*** Opening Passage to read ***

Classification of Alzheimer’s Disease Based on Weakly Supervised Learning and Attention Mechanism

Round 1

Reviewer 1 Report

General comment:

This manuscript puts forth a methodology using deep learning to classify Alzheimer’s disease using images from 3D fMRI scans. The authors propose a weakly supervised learning model used to augment data fused with an attention module with various domains separating information from various locations of the image. This leads to very impressive results with exceptionally high >99% in F1-scoring and accuracy levels. The data they used seems to be thoroughly explained and they go into detail on the architecture, even though improvements are always welcome. The conclusions are clear and they provide comparisons with other methods, showing that their accuracy is significantly higher.

The authors put in a lot of work; the approach fuses various technical deep-learning methodologies for which the applicability is obvious. However, plenty of work has already been done using deep learning in the classification of Alzheimer's disease and even if more tools should provide benefits and potentially added value, from a research perspective, it would be worthwhile to better understand WHY this current approach proposed by the authors is novel or how does it provide added value for people wanting to classify AD.

In my opinion, there are several ways in which the paper can be improved and I explain below, if the authors want to consider them.

*** Closing Passage to read ***

_Exercise A_
Write out the part of the review starting at "Classification of Alzheimer’s" and ending at "is significantly higher.".
_Exercise B_
According to the review, why does the reviewer ask the authors to show what is novel about their approach? Answer in one to three sentences.
The records have nothing to do with the review.

*** Opening Data ***

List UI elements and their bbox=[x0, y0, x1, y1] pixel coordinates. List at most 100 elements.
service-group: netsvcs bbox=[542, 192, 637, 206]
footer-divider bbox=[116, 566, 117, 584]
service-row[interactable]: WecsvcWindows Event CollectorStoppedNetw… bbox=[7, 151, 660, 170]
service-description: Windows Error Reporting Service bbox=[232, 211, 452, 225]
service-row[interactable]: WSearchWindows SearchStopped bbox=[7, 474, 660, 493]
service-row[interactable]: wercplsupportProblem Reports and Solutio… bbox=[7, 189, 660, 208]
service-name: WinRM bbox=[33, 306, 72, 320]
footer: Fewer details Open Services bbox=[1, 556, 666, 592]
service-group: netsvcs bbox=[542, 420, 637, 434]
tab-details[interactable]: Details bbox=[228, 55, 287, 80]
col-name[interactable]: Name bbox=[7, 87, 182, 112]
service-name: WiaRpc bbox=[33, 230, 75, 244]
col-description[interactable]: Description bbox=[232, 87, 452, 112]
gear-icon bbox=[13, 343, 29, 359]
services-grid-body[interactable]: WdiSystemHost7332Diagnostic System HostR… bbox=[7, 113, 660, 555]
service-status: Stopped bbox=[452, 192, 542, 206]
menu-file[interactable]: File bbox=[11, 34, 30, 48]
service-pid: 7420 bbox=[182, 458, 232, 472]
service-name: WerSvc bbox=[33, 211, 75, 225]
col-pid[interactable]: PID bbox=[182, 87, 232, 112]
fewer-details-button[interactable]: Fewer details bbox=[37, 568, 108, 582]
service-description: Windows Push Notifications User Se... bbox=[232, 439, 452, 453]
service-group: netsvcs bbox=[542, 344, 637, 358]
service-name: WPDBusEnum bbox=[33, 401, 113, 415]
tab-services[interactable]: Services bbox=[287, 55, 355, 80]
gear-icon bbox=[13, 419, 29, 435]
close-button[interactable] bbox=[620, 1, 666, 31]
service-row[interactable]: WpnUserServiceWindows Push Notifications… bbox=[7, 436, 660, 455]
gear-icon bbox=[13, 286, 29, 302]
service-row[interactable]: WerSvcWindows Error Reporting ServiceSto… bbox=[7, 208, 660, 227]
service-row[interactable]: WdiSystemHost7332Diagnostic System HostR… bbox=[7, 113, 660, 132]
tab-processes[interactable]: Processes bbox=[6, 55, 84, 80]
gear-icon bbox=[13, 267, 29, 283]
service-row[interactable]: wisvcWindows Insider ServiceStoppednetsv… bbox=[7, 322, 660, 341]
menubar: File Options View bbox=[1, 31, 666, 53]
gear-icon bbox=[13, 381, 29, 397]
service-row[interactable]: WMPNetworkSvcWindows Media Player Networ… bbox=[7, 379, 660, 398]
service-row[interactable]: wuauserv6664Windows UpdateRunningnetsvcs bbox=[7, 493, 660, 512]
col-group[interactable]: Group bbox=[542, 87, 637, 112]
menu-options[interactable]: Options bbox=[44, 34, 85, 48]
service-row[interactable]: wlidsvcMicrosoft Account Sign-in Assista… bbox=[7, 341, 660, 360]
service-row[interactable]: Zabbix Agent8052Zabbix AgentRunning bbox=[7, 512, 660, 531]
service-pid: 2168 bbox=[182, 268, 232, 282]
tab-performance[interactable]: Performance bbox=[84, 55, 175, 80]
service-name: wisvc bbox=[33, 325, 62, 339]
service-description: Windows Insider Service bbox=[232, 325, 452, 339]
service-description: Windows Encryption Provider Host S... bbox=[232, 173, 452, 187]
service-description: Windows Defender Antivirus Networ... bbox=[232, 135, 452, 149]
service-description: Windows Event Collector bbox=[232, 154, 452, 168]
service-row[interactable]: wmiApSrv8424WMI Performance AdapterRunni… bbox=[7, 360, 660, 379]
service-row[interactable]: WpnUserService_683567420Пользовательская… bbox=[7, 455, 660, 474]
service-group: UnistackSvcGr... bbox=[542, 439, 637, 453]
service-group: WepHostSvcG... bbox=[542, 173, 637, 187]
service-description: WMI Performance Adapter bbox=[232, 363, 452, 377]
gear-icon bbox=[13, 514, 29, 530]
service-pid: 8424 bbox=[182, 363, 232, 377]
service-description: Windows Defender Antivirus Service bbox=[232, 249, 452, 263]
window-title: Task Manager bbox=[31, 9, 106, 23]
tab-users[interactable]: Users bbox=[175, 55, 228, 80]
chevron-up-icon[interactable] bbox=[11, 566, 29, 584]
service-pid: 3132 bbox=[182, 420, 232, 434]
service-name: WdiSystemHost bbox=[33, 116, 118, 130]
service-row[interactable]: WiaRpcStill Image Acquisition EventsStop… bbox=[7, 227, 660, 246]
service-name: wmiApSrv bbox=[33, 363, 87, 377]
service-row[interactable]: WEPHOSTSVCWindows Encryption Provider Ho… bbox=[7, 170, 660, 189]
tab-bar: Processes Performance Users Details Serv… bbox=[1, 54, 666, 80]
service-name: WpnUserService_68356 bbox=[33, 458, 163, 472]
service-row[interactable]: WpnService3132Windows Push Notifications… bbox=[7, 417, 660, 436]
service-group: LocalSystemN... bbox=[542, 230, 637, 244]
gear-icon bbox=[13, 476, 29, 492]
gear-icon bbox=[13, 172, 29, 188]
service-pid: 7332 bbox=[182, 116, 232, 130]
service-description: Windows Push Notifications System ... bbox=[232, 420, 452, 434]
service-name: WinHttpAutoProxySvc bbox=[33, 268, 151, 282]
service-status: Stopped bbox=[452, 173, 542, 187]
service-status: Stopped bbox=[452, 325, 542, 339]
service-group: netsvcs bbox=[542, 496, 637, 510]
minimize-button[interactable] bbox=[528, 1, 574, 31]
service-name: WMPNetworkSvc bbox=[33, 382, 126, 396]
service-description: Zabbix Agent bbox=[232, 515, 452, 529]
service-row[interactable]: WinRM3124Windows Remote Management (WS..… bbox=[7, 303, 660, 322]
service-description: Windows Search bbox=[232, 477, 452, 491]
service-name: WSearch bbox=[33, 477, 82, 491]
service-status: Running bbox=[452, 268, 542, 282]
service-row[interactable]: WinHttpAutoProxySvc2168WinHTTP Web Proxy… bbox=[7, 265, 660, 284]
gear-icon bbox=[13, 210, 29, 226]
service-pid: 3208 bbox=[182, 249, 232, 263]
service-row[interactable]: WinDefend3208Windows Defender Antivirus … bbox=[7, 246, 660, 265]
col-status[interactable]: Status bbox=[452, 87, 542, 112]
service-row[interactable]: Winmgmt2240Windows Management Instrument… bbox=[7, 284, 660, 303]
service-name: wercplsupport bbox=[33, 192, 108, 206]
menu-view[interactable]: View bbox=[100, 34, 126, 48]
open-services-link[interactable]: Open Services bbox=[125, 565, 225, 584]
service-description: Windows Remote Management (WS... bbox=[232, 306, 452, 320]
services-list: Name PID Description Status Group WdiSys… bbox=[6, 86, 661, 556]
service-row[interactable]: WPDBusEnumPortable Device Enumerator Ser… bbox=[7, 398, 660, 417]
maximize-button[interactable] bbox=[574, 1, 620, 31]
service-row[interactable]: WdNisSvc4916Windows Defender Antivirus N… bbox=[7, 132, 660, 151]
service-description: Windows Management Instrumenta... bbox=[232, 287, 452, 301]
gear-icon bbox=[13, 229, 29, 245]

*** Closing Data ***

_Your solution A_
Classification of Alzheimer’s Disease Based on Weakly Supervised Learning and Attention Mechanism

Round 1

Reviewer 1 Report

General comment:

This manuscript puts forth a methodology using deep learning to classify Alzheimer’s disease using images from 3D fMRI scans. The authors propose a weakly supervised learning model used to augment data fused with an attention module with various domains separating information from various locations of the image. This leads to very impressive results with exceptionally high >99% in F1-scoring and accuracy levels. The data they used seems to be thoroughly explained and they go into detail on the architecture, even though improvements are always welcome. The conclusions are clear and they provide comparisons with other methods, showing that their accuracy is significantly higher.

_Your solution B_
Plenty of work has already used deep learning to classify Alzheimer's disease. So even if more tools could bring benefits, the reviewer says it would be worthwhile from a research perspective to understand why this approach is novel or what added value it gives people who want to classify AD.